(Stored items)
start
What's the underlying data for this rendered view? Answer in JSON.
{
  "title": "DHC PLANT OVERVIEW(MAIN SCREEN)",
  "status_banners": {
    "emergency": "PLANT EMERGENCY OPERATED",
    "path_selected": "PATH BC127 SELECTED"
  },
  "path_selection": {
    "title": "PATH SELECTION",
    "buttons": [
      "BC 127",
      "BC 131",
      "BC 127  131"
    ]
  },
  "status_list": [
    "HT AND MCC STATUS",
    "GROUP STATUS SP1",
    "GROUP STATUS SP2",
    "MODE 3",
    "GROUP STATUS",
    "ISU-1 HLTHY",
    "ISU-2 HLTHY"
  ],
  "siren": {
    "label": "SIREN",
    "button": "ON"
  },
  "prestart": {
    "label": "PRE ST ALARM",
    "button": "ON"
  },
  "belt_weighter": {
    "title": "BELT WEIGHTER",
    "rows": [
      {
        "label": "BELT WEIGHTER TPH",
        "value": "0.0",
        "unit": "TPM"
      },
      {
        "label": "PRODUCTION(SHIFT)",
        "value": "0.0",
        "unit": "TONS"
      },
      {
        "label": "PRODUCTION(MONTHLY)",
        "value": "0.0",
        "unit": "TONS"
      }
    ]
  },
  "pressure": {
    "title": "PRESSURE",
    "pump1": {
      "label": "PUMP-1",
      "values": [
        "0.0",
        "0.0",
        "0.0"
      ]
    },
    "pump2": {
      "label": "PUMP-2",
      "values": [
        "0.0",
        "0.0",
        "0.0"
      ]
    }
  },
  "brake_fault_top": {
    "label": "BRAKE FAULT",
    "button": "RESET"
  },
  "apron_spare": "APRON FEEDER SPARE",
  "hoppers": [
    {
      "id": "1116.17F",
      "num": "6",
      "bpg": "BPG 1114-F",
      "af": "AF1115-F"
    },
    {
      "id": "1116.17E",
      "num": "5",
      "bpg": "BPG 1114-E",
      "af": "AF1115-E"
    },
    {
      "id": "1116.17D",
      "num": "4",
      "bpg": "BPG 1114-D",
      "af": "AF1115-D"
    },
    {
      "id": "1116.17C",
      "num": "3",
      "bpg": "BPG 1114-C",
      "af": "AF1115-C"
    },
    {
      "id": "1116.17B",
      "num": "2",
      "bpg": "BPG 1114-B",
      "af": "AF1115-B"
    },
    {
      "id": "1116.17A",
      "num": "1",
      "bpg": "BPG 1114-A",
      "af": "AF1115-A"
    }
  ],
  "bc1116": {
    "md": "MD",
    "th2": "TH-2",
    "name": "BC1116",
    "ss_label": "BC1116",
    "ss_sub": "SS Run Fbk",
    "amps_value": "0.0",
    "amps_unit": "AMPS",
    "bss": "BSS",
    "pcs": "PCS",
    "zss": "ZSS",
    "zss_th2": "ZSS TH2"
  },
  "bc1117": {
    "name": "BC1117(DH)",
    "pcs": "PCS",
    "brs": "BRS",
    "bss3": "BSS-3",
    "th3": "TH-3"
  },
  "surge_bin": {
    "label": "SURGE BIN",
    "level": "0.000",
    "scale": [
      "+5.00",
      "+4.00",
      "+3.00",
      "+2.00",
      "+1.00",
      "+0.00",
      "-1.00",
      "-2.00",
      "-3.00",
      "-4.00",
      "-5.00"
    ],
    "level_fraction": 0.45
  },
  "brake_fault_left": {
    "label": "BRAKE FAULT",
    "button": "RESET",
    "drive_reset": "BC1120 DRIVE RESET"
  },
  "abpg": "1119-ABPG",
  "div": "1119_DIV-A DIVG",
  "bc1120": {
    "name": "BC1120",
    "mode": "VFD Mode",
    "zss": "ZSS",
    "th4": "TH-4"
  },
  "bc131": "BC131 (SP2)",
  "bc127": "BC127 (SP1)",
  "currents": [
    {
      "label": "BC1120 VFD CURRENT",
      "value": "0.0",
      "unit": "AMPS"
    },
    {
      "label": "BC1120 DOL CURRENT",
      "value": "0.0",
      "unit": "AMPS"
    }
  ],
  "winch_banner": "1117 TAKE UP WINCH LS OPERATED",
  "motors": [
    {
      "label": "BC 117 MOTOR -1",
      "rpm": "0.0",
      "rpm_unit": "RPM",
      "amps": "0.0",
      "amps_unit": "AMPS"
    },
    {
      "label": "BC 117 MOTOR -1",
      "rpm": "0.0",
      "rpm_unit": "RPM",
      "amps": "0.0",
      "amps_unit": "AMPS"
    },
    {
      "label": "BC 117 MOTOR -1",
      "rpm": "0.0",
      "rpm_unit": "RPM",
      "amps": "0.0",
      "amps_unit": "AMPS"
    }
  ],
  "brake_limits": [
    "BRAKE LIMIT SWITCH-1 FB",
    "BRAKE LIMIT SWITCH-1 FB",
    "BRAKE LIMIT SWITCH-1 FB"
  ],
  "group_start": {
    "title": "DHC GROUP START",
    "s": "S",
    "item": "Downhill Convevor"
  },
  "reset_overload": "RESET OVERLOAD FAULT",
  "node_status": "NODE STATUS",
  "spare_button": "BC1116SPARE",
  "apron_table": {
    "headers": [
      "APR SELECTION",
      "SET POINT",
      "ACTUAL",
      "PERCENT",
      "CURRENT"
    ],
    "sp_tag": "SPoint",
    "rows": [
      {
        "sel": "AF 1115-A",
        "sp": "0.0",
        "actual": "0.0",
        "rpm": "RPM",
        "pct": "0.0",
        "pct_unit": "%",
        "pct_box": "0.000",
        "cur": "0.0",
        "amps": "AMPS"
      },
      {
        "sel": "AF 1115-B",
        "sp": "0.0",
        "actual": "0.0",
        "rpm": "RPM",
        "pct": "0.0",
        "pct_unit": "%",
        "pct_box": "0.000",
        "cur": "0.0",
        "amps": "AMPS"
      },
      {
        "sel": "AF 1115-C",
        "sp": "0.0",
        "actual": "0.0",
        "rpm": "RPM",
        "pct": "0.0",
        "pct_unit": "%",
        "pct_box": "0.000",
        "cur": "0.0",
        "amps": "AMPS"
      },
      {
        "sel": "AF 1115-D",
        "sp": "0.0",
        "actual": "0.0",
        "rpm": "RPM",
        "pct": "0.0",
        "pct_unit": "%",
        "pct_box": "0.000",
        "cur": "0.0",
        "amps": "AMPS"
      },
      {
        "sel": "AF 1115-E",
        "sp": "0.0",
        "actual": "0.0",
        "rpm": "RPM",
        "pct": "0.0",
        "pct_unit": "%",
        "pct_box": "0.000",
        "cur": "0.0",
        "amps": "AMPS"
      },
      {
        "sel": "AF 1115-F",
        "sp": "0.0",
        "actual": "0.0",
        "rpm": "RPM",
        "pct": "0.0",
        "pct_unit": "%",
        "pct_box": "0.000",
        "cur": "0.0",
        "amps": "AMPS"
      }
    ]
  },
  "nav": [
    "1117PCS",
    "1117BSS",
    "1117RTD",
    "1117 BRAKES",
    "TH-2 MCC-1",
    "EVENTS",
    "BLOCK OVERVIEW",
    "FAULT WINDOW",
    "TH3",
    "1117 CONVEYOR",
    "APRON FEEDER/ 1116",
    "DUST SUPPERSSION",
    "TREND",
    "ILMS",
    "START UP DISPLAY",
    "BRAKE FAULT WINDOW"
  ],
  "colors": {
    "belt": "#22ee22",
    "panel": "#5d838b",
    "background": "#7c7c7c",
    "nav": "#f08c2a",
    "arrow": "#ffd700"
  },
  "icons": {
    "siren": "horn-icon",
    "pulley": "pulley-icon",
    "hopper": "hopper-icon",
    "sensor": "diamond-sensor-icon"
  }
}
end
Your goal:
Point out every line holding the string "FEEDER" and copy it.

Response:
  "apron_spare": "APRON FEEDER SPARE",
    "APRON FEEDER/ 1116",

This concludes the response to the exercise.